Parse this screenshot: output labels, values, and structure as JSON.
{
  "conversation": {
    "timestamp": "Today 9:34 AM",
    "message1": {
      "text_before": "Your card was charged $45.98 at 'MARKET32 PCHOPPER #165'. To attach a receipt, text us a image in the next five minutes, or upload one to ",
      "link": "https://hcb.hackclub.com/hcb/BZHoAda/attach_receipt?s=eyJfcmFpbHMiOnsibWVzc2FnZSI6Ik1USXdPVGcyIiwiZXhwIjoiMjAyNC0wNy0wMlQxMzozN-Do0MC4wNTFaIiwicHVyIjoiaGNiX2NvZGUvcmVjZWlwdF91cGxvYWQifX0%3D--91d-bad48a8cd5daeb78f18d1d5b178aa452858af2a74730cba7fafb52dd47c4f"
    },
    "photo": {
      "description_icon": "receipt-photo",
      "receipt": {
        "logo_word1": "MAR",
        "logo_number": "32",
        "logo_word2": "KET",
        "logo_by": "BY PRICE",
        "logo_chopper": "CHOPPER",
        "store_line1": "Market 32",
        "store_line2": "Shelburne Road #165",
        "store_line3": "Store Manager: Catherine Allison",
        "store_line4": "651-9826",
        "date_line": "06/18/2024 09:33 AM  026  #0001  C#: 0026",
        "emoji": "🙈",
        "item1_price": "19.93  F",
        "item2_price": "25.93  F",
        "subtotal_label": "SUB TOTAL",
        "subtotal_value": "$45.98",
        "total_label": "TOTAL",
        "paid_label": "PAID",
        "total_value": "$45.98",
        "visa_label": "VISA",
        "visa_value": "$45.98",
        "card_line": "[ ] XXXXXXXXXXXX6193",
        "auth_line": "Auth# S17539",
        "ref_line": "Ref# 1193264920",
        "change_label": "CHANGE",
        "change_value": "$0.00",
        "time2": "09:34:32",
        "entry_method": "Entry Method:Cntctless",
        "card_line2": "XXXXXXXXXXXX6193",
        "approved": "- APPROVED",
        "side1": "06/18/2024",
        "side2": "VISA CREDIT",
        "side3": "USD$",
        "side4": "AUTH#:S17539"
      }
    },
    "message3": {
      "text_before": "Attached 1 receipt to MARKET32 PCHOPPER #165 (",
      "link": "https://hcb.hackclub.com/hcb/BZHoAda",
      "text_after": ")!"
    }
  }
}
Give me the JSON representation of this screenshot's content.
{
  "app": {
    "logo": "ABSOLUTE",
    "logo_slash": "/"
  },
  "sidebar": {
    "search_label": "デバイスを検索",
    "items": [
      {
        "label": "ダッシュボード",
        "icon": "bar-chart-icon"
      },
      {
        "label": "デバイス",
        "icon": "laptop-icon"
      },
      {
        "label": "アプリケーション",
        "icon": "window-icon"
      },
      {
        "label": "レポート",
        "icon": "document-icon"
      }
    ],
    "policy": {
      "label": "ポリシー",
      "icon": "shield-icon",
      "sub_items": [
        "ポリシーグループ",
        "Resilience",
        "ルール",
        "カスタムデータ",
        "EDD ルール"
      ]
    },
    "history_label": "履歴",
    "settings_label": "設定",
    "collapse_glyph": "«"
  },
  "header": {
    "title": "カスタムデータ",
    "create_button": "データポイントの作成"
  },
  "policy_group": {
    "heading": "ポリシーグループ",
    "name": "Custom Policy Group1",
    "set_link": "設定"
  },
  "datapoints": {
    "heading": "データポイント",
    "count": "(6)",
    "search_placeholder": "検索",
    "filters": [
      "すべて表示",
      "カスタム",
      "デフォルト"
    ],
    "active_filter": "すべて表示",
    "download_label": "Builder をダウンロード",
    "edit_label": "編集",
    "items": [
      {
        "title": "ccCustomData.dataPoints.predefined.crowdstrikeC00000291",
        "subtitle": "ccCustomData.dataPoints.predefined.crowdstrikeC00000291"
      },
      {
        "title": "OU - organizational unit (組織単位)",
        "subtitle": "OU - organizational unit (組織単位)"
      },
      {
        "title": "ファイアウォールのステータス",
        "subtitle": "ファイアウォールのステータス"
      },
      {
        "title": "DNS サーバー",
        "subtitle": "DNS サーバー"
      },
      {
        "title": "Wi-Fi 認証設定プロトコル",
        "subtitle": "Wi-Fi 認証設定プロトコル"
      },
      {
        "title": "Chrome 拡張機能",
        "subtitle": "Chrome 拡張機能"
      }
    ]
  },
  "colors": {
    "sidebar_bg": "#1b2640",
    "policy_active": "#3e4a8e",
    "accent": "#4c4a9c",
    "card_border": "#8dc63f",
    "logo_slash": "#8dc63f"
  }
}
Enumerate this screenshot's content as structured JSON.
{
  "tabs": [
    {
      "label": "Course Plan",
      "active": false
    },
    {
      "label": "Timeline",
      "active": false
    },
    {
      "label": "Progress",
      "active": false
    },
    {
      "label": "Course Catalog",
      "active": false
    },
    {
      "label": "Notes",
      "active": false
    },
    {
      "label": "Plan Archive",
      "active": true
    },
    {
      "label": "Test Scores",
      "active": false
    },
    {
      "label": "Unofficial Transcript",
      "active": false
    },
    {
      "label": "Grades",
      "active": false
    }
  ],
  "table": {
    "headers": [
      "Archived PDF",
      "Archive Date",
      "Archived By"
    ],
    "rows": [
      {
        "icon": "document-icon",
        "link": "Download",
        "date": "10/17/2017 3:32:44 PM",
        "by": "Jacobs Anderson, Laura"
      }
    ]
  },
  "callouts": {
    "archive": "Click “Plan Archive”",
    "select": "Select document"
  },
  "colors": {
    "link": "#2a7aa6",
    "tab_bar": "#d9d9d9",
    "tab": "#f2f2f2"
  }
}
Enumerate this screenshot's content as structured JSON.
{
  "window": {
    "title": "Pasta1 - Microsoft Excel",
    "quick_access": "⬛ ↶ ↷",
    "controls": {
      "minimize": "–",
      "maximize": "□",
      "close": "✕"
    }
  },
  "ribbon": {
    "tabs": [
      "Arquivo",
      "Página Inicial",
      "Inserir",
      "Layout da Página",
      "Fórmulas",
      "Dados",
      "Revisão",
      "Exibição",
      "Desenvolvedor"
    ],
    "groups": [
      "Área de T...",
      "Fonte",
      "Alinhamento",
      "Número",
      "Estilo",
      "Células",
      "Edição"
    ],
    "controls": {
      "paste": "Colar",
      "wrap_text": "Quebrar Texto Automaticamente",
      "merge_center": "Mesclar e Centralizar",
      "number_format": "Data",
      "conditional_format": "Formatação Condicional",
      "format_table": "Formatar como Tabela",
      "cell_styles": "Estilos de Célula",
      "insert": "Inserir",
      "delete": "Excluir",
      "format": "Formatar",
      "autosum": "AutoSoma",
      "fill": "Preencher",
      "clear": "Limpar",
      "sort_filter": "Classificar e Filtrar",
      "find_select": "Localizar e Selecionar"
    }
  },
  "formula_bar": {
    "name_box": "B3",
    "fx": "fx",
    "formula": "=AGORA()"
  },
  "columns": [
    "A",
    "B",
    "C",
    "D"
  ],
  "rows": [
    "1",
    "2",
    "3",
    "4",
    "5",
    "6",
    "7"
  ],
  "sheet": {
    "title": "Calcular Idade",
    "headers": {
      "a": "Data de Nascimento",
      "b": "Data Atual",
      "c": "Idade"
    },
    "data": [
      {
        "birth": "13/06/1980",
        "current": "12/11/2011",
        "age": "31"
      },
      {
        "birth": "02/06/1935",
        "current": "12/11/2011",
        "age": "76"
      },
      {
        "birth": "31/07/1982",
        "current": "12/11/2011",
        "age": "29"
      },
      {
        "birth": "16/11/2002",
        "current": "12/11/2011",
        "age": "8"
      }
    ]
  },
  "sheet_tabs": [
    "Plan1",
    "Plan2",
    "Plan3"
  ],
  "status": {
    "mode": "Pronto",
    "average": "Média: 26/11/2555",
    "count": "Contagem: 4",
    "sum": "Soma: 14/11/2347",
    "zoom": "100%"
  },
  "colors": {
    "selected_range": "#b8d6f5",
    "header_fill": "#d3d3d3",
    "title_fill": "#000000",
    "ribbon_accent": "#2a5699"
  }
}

## [REQUIREMENT]
Report how many lines in the listing include the word "screenshot". Give nothing but the count.

## [RESULT]
4